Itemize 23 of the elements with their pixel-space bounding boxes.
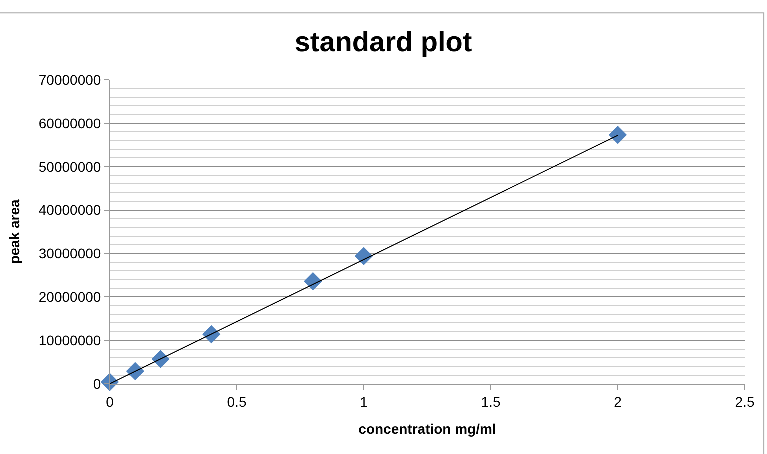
point bbox=[608, 126, 628, 144]
y-tick-label: 50000000 bbox=[38, 158, 102, 175]
x-tick-label: 2 bbox=[614, 394, 622, 410]
point bbox=[304, 272, 322, 291]
point bbox=[152, 350, 170, 368]
x-tick-label: 0.5 bbox=[227, 394, 247, 410]
chart-title: standard plot bbox=[294, 26, 472, 58]
y-tick-label: 30000000 bbox=[38, 246, 102, 262]
y-axis-title: peak area bbox=[6, 199, 23, 264]
x-tick-label: 1 bbox=[360, 394, 368, 410]
x-axis-title: concentration mg/ml bbox=[358, 421, 496, 438]
x-tick-label: 1.5 bbox=[481, 394, 501, 410]
y-tick-label: 20000000 bbox=[38, 289, 102, 306]
y-tick-label: 10000000 bbox=[38, 332, 102, 348]
y-tick-label: 40000000 bbox=[38, 202, 102, 218]
y-tick-label: 0 bbox=[93, 376, 102, 392]
point bbox=[202, 325, 221, 344]
x-tick-label: 0 bbox=[106, 394, 114, 410]
y-tick-label: 70000000 bbox=[38, 72, 102, 88]
x-tick-label: 2.5 bbox=[735, 394, 755, 410]
y-tick-label: 60000000 bbox=[38, 115, 102, 132]
point bbox=[354, 247, 374, 266]
point bbox=[126, 362, 144, 381]
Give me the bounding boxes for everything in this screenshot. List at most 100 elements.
--------------------------------------------------
■ TO DO: Recast everything in the records from the line containing "point bbox=[608, 126, 628, 144]" down to the line containing "chart-title: standard plot", both included, as a numbered list without blank lines.

■ EXERCISE ANSWER:
1. point bbox=[608, 126, 628, 144]
2. y-tick-label: 50000000 bbox=[38, 158, 102, 175]
3. x-tick-label: 2 bbox=[614, 394, 622, 410]
4. point bbox=[304, 272, 322, 291]
5. point bbox=[152, 350, 170, 368]
6. x-tick-label: 0.5 bbox=[227, 394, 247, 410]
7. chart-title: standard plot bbox=[294, 26, 472, 58]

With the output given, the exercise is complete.